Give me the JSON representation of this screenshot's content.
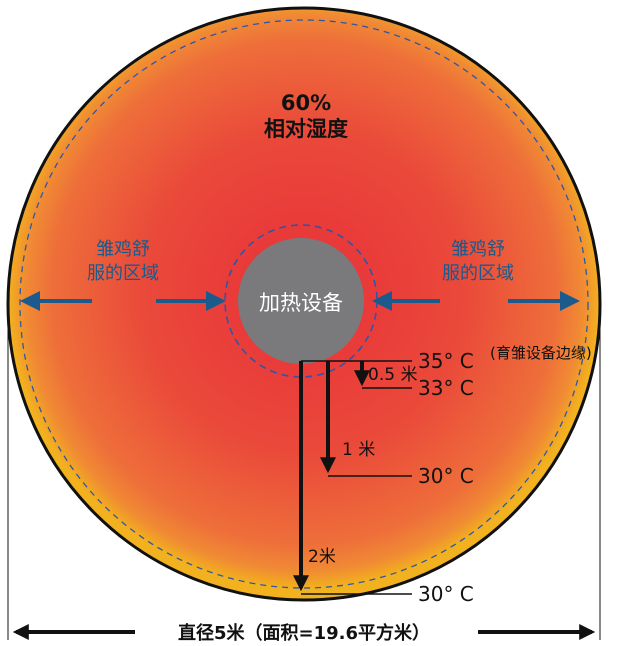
{
  "colors": {
    "hot_center": "#e8303a",
    "mid": "#ec5a3c",
    "outer": "#ee7a3a",
    "yellow_edge": "#f2a81e",
    "heater": "#7a7a7c",
    "arrow_blue": "#1a5a8c",
    "ring_dash": "#2f56a6",
    "label_white": "#ffffff",
    "label_black": "#111111"
  },
  "humidity": {
    "value": "60%",
    "label": "相对湿度"
  },
  "heater_label": "加热设备",
  "comfort_zone": {
    "left": [
      "雏鸡舒",
      "服的区域"
    ],
    "right": [
      "雏鸡舒",
      "服的区域"
    ]
  },
  "temperatures": {
    "edge": {
      "temp": "35° C",
      "note": "(育雏设备边缘)"
    },
    "half_meter": {
      "distance": "0.5 米",
      "temp": "33° C"
    },
    "one_meter": {
      "distance": "1 米",
      "temp": "30° C"
    },
    "two_meter": {
      "distance": "2米",
      "temp": "30° C"
    }
  },
  "diameter_label": "直径5米（面积=19.6平方米）"
}
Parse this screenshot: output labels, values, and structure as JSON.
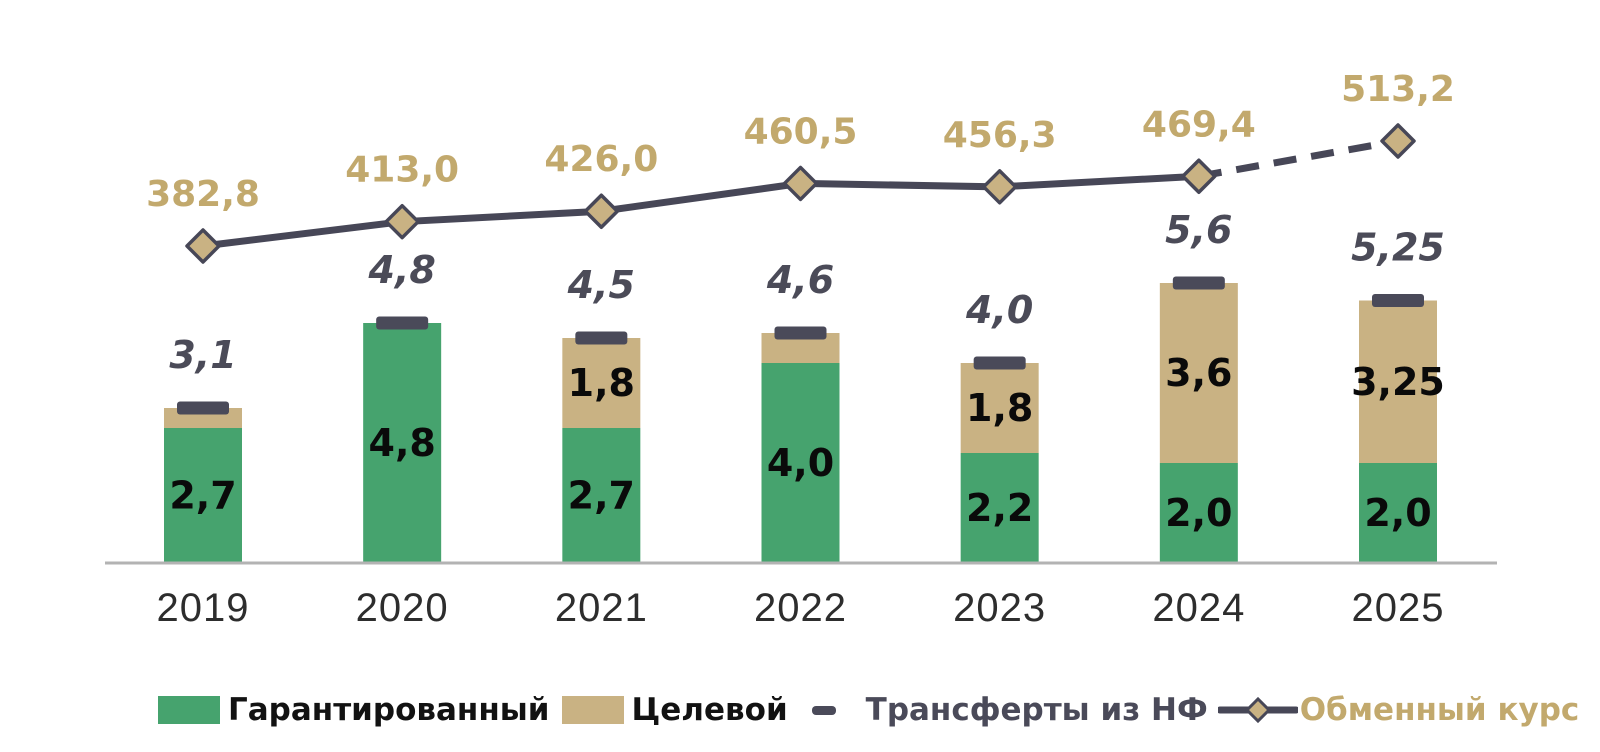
{
  "chart_data": {
    "type": "combo",
    "background": "#ffffff",
    "categories": [
      "2019",
      "2020",
      "2021",
      "2022",
      "2023",
      "2024",
      "2025"
    ],
    "series": [
      {
        "name": "Гарантированный",
        "type": "bar",
        "color": "#46a36e",
        "values": [
          2.7,
          4.8,
          2.7,
          4.0,
          2.2,
          2.0,
          2.0
        ],
        "labels": [
          "2,7",
          "4,8",
          "2,7",
          "4,0",
          "2,2",
          "2,0",
          "2,0"
        ],
        "label_color": "#0a0a0a"
      },
      {
        "name": "Целевой",
        "type": "bar",
        "color": "#c9b283",
        "values": [
          0.4,
          0,
          1.8,
          0.6,
          1.8,
          3.6,
          3.25
        ],
        "labels": [
          "",
          "",
          "1,8",
          "",
          "1,8",
          "3,6",
          "3,25"
        ],
        "label_color": "#0a0a0a"
      },
      {
        "name": "Трансферты из НФ",
        "type": "dash-marker",
        "color": "#4a4a59"
      },
      {
        "name": "Обменный курс",
        "type": "line",
        "line_color": "#474757",
        "marker_fill": "#c9b283",
        "marker_stroke": "#474757",
        "values": [
          382.8,
          413.0,
          426.0,
          460.5,
          456.3,
          469.4,
          513.2
        ],
        "labels": [
          "382,8",
          "413,0",
          "426,0",
          "460,5",
          "456,3",
          "469,4",
          "513,2"
        ],
        "label_color": "#c2a96d",
        "dashed_from_index": 5
      }
    ],
    "totals": {
      "values": [
        3.1,
        4.8,
        4.5,
        4.6,
        4.0,
        5.6,
        5.25
      ],
      "labels": [
        "3,1",
        "4,8",
        "4,5",
        "4,6",
        "4,0",
        "5,6",
        "5,25"
      ],
      "color": "#4b4b58"
    },
    "axis": {
      "line_color": "#b3b3b3",
      "tick_label_color": "#2d2d2d"
    },
    "legend_position": "bottom"
  }
}
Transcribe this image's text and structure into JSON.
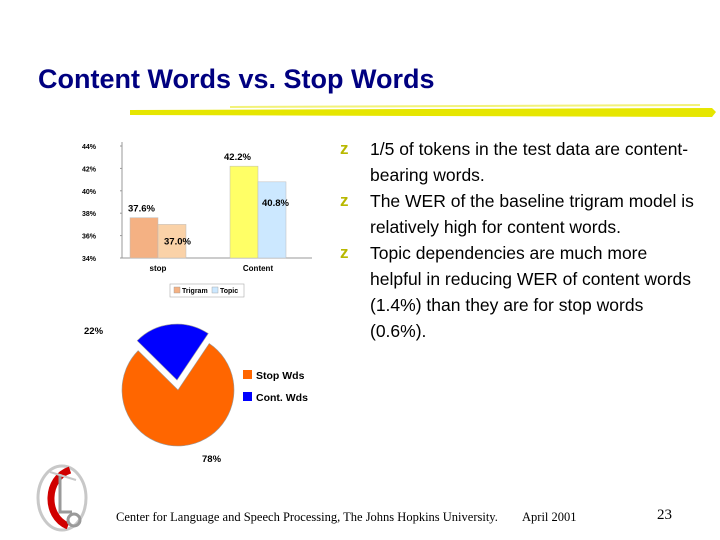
{
  "slide": {
    "title": "Content Words vs. Stop Words",
    "bullets": [
      "1/5 of tokens in the test data are content-bearing words.",
      "The WER of the baseline trigram model is relatively high for content words.",
      "Topic dependencies are much more helpful in reducing WER of content words (1.4%) than they are for stop words (0.6%)."
    ],
    "bullet_glyph": "z",
    "footer": {
      "center": "Center for Language and Speech Processing, The Johns Hopkins University.",
      "date": "April 2001",
      "page": "23"
    },
    "colors": {
      "title": "#000080",
      "accent": "#e6e600",
      "bullet": "#b8b800"
    }
  },
  "chart_data": [
    {
      "type": "bar",
      "categories": [
        "stop",
        "Content"
      ],
      "series": [
        {
          "name": "Trigram",
          "values": [
            37.6,
            42.2
          ],
          "labels": [
            "37.6%",
            "42.2%"
          ],
          "color": "#ffff66"
        },
        {
          "name": "Topic",
          "values": [
            37.0,
            40.8
          ],
          "labels": [
            "37.0%",
            "40.8%"
          ],
          "color": "#cce8ff"
        }
      ],
      "bar_colors": {
        "stop": [
          "#f4b183",
          "#fad2a8"
        ],
        "Content": [
          "#ffff66",
          "#cce8ff"
        ]
      },
      "yticks": [
        "34%",
        "36%",
        "38%",
        "40%",
        "42%",
        "44%"
      ],
      "ylim": [
        34,
        44
      ],
      "grid": false,
      "legend": "bottom"
    },
    {
      "type": "pie",
      "slices": [
        {
          "name": "Stop Wds",
          "value": 78,
          "label": "78%",
          "color": "#ff6600"
        },
        {
          "name": "Cont. Wds",
          "value": 22,
          "label": "22%",
          "color": "#0000ff"
        }
      ],
      "legend": "right"
    }
  ]
}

▶ _GIVEN PROBLEM_
Copy each line holding the word "this" from the listing above.

▶ _TASK RESPONSE_
Give me the JSON representation of this screenshot's content.
Parse this screenshot: output labels, values, and structure as JSON.
Transcribe this image's text and structure into JSON.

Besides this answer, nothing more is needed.